Dataset rows

* begin *

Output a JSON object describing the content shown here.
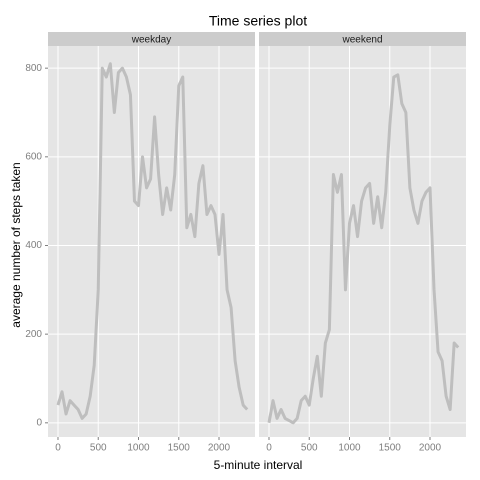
{
  "chart_data": {
    "type": "line",
    "title": "Time series plot",
    "xlabel": "5-minute interval",
    "ylabel": "average number of steps taken",
    "color": "#bebebe",
    "grid": true,
    "xlim": [
      -124,
      2447
    ],
    "ylim": [
      -32,
      850
    ],
    "xticks": [
      0,
      500,
      1000,
      1500,
      2000
    ],
    "yticks": [
      0,
      200,
      400,
      600,
      800
    ],
    "x": [
      0,
      50,
      100,
      150,
      200,
      250,
      300,
      350,
      400,
      450,
      500,
      550,
      600,
      650,
      700,
      750,
      800,
      850,
      900,
      950,
      1000,
      1050,
      1100,
      1150,
      1200,
      1250,
      1300,
      1350,
      1400,
      1450,
      1500,
      1550,
      1600,
      1650,
      1700,
      1750,
      1800,
      1850,
      1900,
      1950,
      2000,
      2050,
      2100,
      2150,
      2200,
      2250,
      2300,
      2350
    ],
    "panels": [
      {
        "name": "weekday",
        "values": [
          40,
          70,
          20,
          50,
          40,
          30,
          10,
          20,
          60,
          130,
          300,
          800,
          780,
          810,
          700,
          790,
          800,
          780,
          740,
          500,
          490,
          600,
          530,
          550,
          690,
          560,
          470,
          530,
          480,
          560,
          760,
          780,
          440,
          470,
          420,
          540,
          580,
          470,
          490,
          470,
          380,
          470,
          300,
          260,
          140,
          80,
          40,
          30
        ]
      },
      {
        "name": "weekend",
        "values": [
          0,
          50,
          10,
          30,
          10,
          5,
          0,
          10,
          50,
          60,
          40,
          100,
          150,
          60,
          180,
          210,
          560,
          520,
          560,
          300,
          450,
          490,
          420,
          500,
          530,
          540,
          450,
          510,
          440,
          520,
          670,
          780,
          785,
          720,
          700,
          530,
          480,
          450,
          500,
          520,
          530,
          300,
          160,
          140,
          60,
          30,
          180,
          170
        ]
      }
    ]
  }
}
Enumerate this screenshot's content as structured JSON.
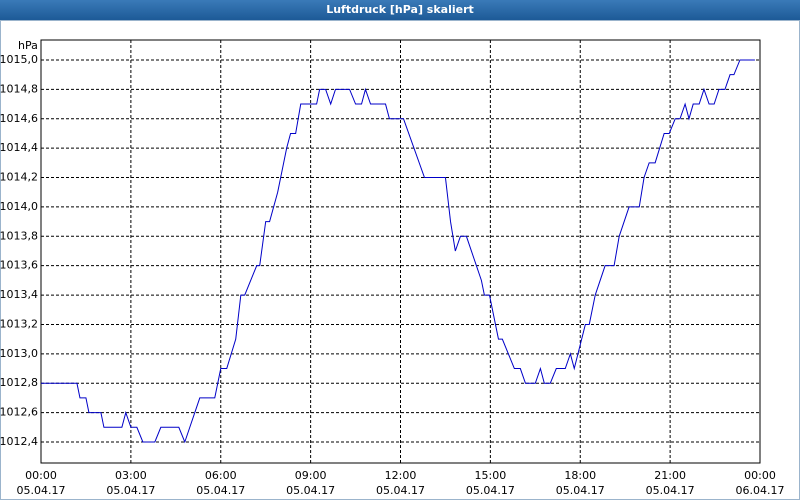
{
  "chart_data": {
    "type": "line",
    "title": "Luftdruck [hPa] skaliert",
    "y_unit": "hPa",
    "x": [
      0,
      1.2,
      1.3,
      1.5,
      1.6,
      2,
      2.1,
      2.7,
      2.83,
      3,
      3.2,
      3.4,
      3.8,
      4,
      4.6,
      4.8,
      5.3,
      5.8,
      6,
      6.2,
      6.5,
      6.67,
      6.8,
      7.2,
      7.3,
      7.5,
      7.63,
      7.9,
      8.2,
      8.33,
      8.5,
      8.67,
      9.2,
      9.3,
      9.5,
      9.67,
      9.83,
      10.3,
      10.5,
      10.7,
      10.83,
      11,
      11.5,
      11.63,
      12.1,
      12.8,
      13.5,
      13.67,
      13.83,
      14,
      14.2,
      14.7,
      14.8,
      14.97,
      15.27,
      15.4,
      15.8,
      16,
      16.17,
      16.5,
      16.67,
      16.8,
      17,
      17.2,
      17.5,
      17.67,
      17.8,
      18.17,
      18.3,
      18.5,
      18.83,
      19.13,
      19.3,
      19.63,
      19.97,
      20.13,
      20.3,
      20.5,
      20.8,
      20.97,
      21.17,
      21.33,
      21.5,
      21.63,
      21.77,
      21.97,
      22.13,
      22.3,
      22.47,
      22.63,
      22.83,
      23,
      23.13,
      23.33,
      23.83
    ],
    "series": [
      {
        "name": "Luftdruck",
        "color": "#0000c8",
        "values": [
          1012.8,
          1012.8,
          1012.7,
          1012.7,
          1012.6,
          1012.6,
          1012.5,
          1012.5,
          1012.6,
          1012.5,
          1012.5,
          1012.4,
          1012.4,
          1012.5,
          1012.5,
          1012.4,
          1012.7,
          1012.7,
          1012.9,
          1012.9,
          1013.1,
          1013.4,
          1013.4,
          1013.6,
          1013.6,
          1013.9,
          1013.9,
          1014.1,
          1014.4,
          1014.5,
          1014.5,
          1014.7,
          1014.7,
          1014.8,
          1014.8,
          1014.7,
          1014.8,
          1014.8,
          1014.7,
          1014.7,
          1014.8,
          1014.7,
          1014.7,
          1014.6,
          1014.6,
          1014.2,
          1014.2,
          1013.9,
          1013.7,
          1013.8,
          1013.8,
          1013.5,
          1013.4,
          1013.4,
          1013.1,
          1013.1,
          1012.9,
          1012.9,
          1012.8,
          1012.8,
          1012.9,
          1012.8,
          1012.8,
          1012.9,
          1012.9,
          1013.0,
          1012.9,
          1013.2,
          1013.2,
          1013.4,
          1013.6,
          1013.6,
          1013.8,
          1014.0,
          1014.0,
          1014.2,
          1014.3,
          1014.3,
          1014.5,
          1014.5,
          1014.6,
          1014.6,
          1014.7,
          1014.6,
          1014.7,
          1014.7,
          1014.8,
          1014.7,
          1014.7,
          1014.8,
          1014.8,
          1014.9,
          1014.9,
          1015.0,
          1015.0
        ]
      }
    ],
    "xlim": [
      0,
      24
    ],
    "xticks": [
      {
        "value": 0,
        "label": "00:00"
      },
      {
        "value": 3,
        "label": "03:00"
      },
      {
        "value": 6,
        "label": "06:00"
      },
      {
        "value": 9,
        "label": "09:00"
      },
      {
        "value": 12,
        "label": "12:00"
      },
      {
        "value": 15,
        "label": "15:00"
      },
      {
        "value": 18,
        "label": "18:00"
      },
      {
        "value": 21,
        "label": "21:00"
      },
      {
        "value": 24,
        "label": "00:00"
      }
    ],
    "xtick_dates": [
      "05.04.17",
      "05.04.17",
      "05.04.17",
      "05.04.17",
      "05.04.17",
      "05.04.17",
      "05.04.17",
      "05.04.17",
      "06.04.17"
    ],
    "ylim": [
      1012.257,
      1015.136
    ],
    "yticks": [
      {
        "value": 1012.4,
        "label": "1012,4"
      },
      {
        "value": 1012.6,
        "label": "1012,6"
      },
      {
        "value": 1012.8,
        "label": "1012,8"
      },
      {
        "value": 1013.0,
        "label": "1013,0"
      },
      {
        "value": 1013.2,
        "label": "1013,2"
      },
      {
        "value": 1013.4,
        "label": "1013,4"
      },
      {
        "value": 1013.6,
        "label": "1013,6"
      },
      {
        "value": 1013.8,
        "label": "1013,8"
      },
      {
        "value": 1014.0,
        "label": "1014,0"
      },
      {
        "value": 1014.2,
        "label": "1014,2"
      },
      {
        "value": 1014.4,
        "label": "1014,4"
      },
      {
        "value": 1014.6,
        "label": "1014,6"
      },
      {
        "value": 1014.8,
        "label": "1014,8"
      },
      {
        "value": 1015.0,
        "label": "1015,0"
      }
    ],
    "grid": true
  }
}
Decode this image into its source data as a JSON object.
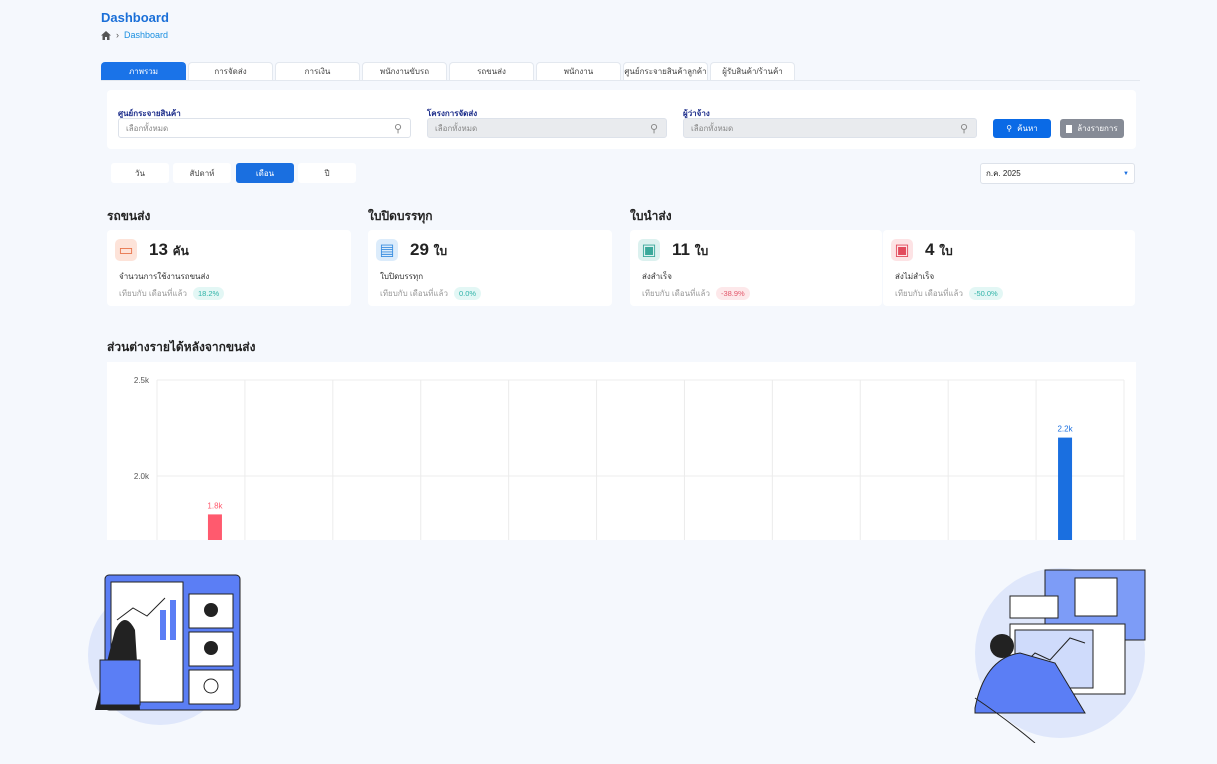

* end *

Filter out all lines lacking the word "title" and copy the rest.

    "title": "Time series plot",
    "title": "Luftdruck [hPa] skaliert",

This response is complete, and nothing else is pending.